> _DIRECTIONS FOR THIS TASK_
Please find every line in the records below that contains the word "outgrowth", and copy it.
○ ○ ○
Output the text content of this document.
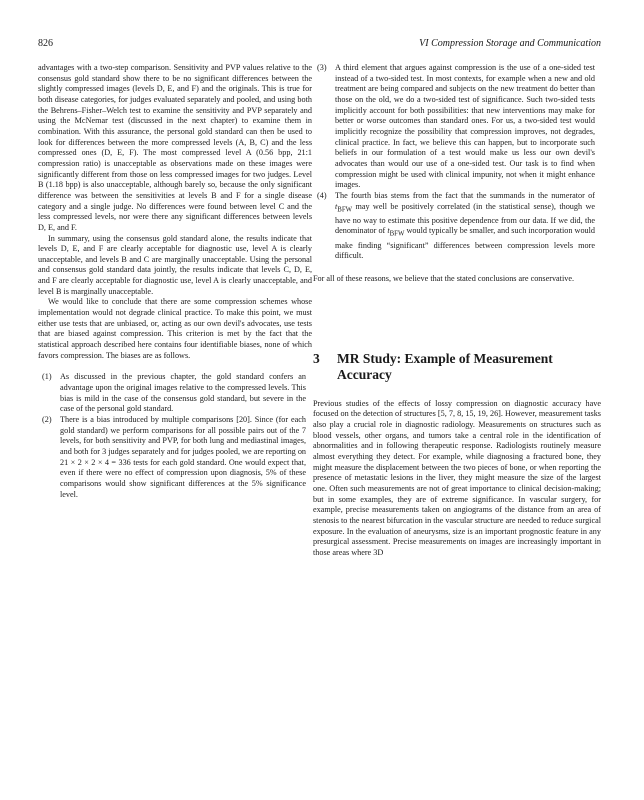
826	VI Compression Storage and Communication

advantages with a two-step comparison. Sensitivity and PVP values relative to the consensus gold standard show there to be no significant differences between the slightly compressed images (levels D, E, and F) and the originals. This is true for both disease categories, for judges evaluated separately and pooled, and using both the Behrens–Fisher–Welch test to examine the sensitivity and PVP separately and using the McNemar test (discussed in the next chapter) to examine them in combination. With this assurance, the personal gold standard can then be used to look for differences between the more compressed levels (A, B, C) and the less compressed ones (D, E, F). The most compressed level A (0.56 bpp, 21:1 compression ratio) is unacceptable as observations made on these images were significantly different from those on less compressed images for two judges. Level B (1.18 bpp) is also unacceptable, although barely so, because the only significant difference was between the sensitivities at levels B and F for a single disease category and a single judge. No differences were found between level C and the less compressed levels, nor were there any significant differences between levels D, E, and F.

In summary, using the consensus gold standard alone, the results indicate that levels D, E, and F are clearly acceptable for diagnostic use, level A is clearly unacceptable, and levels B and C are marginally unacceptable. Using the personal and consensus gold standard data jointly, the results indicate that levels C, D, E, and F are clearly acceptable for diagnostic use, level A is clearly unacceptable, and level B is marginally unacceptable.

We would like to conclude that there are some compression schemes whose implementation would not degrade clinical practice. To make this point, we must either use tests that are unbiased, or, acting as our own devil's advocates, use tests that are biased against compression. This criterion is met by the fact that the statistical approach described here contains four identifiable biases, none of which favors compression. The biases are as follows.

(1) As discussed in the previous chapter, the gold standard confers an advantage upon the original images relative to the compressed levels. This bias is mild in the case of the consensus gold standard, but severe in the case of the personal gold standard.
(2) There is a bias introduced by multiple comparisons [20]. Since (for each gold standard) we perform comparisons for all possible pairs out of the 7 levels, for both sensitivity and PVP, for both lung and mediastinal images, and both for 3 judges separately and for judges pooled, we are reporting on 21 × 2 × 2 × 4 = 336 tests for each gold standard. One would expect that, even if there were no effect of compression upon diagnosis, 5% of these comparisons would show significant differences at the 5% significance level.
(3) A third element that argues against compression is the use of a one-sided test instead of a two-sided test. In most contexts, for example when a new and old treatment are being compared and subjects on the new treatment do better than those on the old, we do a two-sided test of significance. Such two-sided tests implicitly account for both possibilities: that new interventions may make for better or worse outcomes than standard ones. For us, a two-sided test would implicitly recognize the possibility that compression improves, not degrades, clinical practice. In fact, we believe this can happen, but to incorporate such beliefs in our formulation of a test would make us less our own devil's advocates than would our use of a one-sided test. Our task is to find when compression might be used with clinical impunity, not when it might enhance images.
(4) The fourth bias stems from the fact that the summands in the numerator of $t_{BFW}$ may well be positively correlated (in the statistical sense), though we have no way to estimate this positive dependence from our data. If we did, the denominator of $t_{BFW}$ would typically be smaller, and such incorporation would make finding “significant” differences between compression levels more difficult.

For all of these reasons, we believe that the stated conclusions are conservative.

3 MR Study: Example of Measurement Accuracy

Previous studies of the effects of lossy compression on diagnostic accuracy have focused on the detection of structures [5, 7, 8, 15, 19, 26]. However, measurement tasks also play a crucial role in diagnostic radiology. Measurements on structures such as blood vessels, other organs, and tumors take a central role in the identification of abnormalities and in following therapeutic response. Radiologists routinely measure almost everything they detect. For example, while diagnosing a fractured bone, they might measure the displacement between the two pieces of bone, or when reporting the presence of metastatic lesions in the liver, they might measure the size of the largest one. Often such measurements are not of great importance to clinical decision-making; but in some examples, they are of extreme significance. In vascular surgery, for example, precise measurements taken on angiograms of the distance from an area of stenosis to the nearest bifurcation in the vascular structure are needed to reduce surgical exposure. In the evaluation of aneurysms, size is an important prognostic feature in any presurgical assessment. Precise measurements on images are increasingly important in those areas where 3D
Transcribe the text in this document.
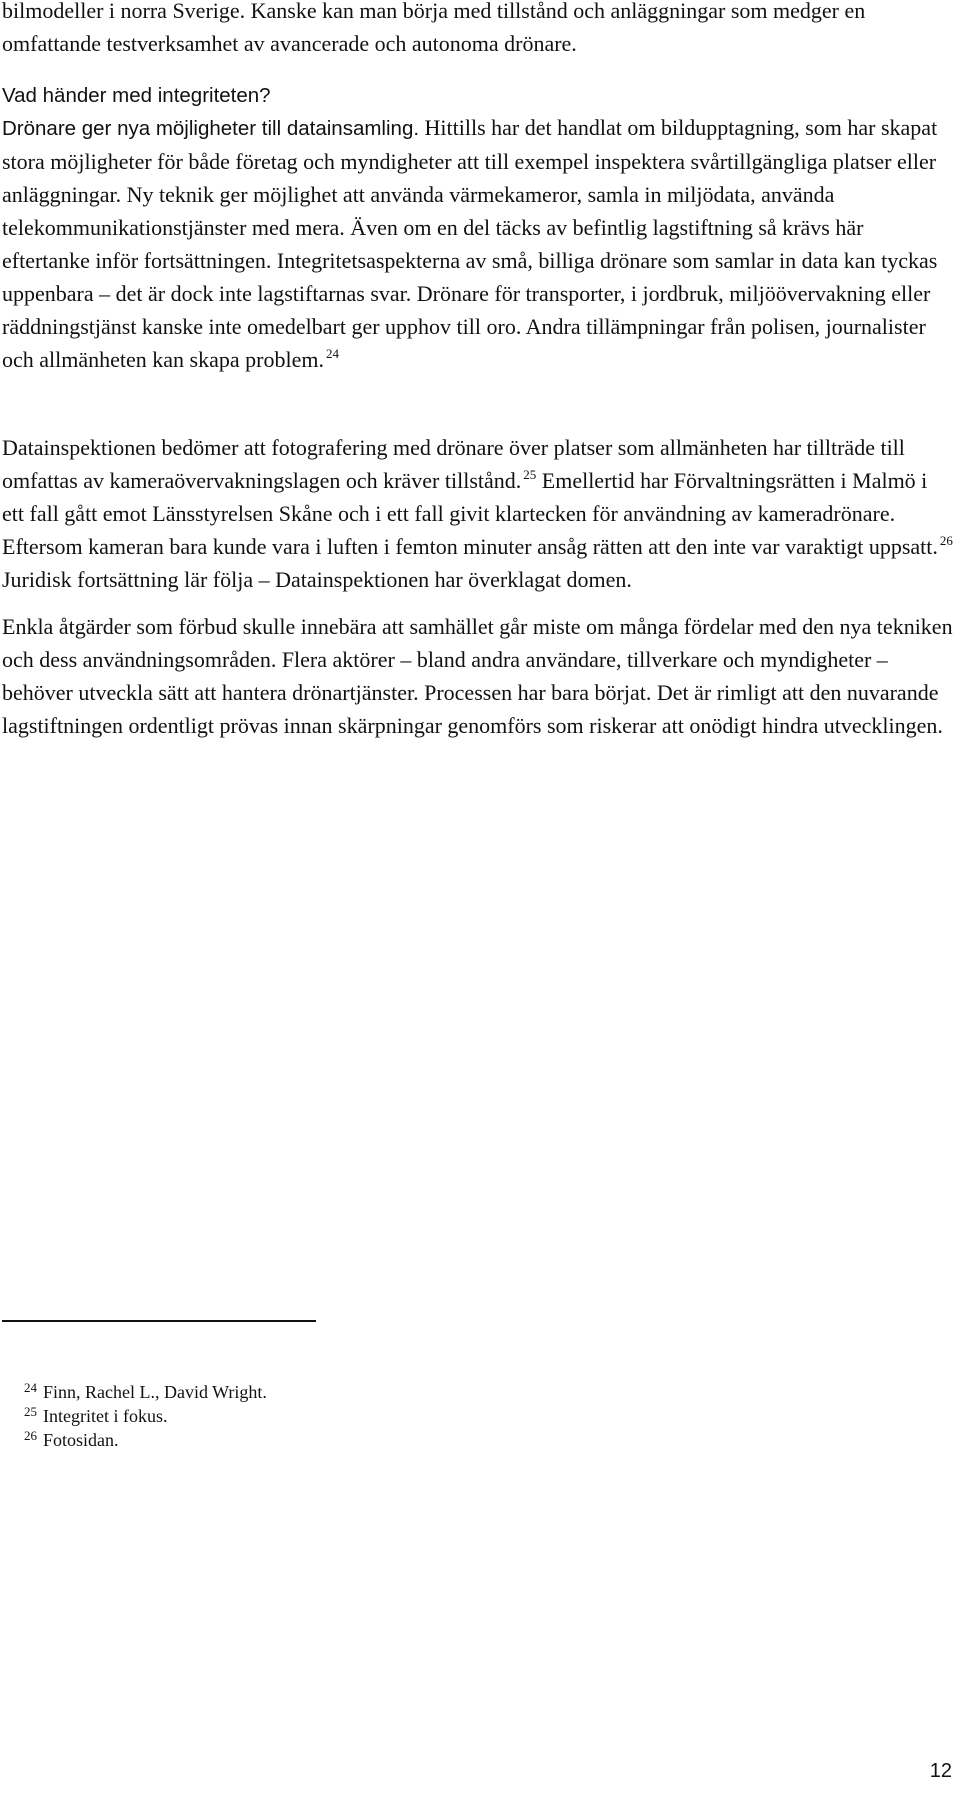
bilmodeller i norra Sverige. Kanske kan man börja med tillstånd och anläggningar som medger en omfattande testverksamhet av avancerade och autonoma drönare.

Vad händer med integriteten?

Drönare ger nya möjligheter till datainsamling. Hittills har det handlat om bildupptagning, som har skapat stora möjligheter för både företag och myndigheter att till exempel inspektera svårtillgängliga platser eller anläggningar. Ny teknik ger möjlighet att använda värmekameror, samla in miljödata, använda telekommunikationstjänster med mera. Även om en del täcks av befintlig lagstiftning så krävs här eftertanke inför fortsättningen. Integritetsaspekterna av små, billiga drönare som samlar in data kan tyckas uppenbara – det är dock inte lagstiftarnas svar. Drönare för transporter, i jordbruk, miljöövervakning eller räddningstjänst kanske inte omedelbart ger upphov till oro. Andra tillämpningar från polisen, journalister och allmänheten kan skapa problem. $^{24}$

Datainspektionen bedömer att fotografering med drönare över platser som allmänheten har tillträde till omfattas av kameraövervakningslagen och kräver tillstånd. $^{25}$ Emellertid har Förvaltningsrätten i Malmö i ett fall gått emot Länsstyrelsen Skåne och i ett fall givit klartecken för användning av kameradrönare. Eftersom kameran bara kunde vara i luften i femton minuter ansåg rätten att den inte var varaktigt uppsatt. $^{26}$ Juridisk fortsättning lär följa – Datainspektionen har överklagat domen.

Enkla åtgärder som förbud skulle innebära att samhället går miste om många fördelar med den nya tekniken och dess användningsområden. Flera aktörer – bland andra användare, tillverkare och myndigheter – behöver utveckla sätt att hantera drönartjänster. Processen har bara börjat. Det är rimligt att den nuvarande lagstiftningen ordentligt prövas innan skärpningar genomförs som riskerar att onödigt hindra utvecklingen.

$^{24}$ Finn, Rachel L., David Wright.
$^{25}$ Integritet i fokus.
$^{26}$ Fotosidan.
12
○ ○ ○
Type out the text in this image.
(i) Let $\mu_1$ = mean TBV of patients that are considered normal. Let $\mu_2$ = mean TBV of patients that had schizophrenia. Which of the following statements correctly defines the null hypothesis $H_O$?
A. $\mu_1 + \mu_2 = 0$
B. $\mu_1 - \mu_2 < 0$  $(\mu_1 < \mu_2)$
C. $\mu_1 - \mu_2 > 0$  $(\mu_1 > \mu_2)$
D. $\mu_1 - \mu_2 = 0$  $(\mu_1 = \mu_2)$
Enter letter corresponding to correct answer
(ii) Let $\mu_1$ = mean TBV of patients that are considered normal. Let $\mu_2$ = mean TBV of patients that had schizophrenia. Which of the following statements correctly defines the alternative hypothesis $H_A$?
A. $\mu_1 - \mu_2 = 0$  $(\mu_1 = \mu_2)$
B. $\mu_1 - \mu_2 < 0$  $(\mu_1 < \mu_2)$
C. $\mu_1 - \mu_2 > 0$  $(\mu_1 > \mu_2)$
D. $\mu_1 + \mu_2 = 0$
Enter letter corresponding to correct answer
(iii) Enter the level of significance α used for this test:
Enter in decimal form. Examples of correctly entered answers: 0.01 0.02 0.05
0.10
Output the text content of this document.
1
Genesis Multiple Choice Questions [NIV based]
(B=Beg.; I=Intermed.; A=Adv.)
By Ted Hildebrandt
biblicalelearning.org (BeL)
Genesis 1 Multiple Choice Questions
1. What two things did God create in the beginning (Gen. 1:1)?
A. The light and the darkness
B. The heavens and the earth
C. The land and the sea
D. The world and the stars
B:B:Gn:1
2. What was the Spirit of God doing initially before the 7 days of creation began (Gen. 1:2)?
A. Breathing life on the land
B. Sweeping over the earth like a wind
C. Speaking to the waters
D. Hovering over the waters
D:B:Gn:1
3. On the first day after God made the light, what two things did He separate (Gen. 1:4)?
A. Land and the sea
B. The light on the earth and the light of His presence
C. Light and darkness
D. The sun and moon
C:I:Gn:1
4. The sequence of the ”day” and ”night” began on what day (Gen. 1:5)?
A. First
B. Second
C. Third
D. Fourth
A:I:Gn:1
○ ○ ○
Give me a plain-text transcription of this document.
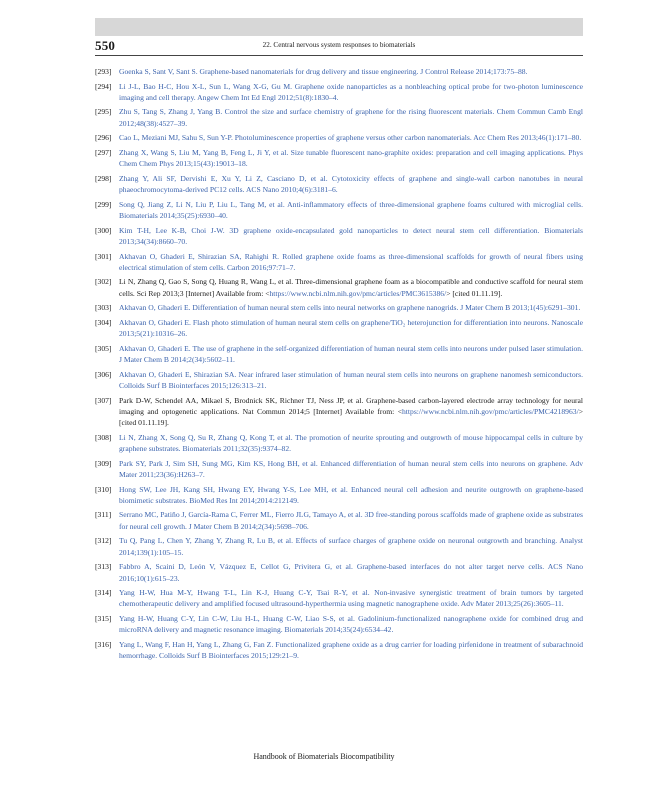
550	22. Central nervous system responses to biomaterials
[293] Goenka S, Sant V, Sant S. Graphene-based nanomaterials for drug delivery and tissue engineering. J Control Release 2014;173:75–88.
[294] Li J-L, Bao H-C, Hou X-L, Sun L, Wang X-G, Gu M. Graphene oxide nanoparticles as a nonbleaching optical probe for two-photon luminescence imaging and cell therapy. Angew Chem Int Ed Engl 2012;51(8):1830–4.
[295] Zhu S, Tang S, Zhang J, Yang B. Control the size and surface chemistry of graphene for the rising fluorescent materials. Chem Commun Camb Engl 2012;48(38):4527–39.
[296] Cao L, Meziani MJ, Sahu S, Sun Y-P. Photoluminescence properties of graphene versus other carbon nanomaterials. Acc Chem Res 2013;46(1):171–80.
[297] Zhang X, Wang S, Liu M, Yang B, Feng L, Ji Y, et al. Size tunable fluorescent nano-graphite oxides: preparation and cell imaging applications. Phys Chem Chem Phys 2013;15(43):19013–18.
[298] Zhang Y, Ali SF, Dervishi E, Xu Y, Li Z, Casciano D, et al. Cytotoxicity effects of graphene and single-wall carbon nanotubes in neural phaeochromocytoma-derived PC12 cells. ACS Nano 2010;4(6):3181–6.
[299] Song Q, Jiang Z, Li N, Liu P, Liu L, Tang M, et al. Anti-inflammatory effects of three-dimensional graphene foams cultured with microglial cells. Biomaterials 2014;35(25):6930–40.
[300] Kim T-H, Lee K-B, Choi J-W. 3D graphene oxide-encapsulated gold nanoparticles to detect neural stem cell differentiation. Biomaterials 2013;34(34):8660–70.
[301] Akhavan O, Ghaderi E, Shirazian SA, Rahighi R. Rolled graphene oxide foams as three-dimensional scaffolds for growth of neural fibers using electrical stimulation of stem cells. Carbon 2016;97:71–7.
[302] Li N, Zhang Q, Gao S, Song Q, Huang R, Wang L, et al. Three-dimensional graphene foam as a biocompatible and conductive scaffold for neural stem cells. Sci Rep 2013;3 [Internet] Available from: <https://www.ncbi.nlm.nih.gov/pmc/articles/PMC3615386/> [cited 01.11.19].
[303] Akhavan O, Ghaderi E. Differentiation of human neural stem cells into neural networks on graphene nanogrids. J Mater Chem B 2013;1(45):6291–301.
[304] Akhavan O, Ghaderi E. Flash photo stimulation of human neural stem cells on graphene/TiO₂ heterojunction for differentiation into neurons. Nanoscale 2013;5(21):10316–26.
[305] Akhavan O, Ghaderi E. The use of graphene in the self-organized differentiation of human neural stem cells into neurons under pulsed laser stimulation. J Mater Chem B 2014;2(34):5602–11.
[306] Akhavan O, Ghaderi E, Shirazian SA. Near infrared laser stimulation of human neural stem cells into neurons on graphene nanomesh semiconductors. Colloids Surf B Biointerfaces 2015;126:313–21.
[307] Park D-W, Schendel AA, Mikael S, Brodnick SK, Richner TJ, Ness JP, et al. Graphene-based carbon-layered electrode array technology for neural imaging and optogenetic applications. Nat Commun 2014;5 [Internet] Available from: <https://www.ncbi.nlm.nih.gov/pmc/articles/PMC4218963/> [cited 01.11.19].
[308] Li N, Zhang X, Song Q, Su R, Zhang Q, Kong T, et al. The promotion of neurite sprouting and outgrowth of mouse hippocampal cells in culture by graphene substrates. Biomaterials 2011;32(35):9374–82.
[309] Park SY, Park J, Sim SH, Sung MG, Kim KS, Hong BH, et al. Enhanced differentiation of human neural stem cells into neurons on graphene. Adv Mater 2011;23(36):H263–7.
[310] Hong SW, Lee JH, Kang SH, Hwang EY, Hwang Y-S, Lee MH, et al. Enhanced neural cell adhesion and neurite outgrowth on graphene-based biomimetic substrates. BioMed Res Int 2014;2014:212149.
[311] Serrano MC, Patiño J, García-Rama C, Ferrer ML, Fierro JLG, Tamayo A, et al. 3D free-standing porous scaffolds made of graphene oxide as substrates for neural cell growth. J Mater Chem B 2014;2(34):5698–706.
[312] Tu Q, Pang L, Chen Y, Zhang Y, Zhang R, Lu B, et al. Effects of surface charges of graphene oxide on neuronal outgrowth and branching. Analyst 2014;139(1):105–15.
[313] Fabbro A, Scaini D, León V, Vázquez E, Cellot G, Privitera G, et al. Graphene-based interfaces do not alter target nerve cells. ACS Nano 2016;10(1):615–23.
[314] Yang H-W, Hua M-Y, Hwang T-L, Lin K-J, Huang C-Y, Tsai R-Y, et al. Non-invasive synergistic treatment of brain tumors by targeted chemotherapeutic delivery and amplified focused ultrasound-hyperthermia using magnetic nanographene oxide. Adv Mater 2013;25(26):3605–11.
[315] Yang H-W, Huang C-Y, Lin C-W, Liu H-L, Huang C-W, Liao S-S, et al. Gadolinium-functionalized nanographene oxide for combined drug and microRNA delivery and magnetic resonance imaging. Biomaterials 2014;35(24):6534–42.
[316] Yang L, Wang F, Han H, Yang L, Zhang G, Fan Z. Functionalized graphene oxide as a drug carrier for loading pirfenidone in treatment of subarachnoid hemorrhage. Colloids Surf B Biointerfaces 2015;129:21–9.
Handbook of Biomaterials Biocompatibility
○ ○ ○
> _EXERCISE SOLUTION_
[308] Li N, Zhang X, Song Q, Su R, Zhang Q, Kong T, et al. The promotion of neurite sprouting and outgrowth of mouse hippocampal cells in culture by graphene substrates. Biomaterials 2011;32(35):9374–82.
[310] Hong SW, Lee JH, Kang SH, Hwang EY, Hwang Y-S, Lee MH, et al. Enhanced neural cell adhesion and neurite outgrowth on graphene-based biomimetic substrates. BioMed Res Int 2014;2014:212149.
[312] Tu Q, Pang L, Chen Y, Zhang Y, Zhang R, Lu B, et al. Effects of surface charges of graphene oxide on neuronal outgrowth and branching. Analyst 2014;139(1):105–15.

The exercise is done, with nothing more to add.